++++ Records for the task

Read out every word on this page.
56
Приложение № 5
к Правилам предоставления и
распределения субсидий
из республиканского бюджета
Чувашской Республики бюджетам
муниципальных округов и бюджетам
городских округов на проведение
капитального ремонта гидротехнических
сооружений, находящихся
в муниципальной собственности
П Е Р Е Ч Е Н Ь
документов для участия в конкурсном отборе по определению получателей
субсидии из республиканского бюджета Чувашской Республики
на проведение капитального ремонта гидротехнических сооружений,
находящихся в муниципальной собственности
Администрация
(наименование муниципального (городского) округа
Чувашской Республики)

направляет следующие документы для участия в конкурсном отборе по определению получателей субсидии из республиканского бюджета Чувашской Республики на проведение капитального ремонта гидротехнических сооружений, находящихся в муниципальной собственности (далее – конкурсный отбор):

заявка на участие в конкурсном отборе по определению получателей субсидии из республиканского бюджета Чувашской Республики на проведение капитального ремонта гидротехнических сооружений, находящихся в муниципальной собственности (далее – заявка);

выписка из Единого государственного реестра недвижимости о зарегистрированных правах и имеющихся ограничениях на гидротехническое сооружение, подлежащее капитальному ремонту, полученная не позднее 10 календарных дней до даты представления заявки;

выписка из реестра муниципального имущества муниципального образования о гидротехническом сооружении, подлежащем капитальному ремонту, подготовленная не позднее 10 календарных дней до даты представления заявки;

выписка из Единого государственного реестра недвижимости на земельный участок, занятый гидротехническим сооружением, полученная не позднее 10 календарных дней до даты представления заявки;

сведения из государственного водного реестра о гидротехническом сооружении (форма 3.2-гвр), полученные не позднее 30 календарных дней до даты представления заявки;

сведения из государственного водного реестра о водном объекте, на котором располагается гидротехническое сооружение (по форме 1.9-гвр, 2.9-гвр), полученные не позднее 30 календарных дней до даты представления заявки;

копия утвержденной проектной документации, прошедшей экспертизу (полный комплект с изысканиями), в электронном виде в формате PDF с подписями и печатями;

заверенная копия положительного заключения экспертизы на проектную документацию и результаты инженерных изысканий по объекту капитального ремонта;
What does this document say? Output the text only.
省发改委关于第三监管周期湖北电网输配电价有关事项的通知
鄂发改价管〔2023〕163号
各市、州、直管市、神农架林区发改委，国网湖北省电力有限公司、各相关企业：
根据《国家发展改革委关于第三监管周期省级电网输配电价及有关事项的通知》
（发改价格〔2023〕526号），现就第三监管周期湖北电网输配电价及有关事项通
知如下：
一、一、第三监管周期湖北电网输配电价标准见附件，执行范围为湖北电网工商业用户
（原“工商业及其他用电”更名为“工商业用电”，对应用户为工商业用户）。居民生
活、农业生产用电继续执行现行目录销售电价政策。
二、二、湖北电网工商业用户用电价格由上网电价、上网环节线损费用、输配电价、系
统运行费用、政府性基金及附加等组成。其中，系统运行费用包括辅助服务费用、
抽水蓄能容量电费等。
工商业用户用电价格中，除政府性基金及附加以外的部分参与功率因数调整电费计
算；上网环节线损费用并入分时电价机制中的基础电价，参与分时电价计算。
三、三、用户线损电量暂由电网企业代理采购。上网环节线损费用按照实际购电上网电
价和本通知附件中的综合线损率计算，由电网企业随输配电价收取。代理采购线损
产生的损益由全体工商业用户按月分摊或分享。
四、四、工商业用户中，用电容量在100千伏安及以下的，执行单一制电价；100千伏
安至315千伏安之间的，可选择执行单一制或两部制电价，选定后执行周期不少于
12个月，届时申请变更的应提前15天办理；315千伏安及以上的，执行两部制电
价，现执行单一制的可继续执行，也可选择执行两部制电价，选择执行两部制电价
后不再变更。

++++++++

• The request
Using the records given above, list every line that includes the word "this".

• Reply to the task
Read out every word on this page.
What does this document say? Output the text only.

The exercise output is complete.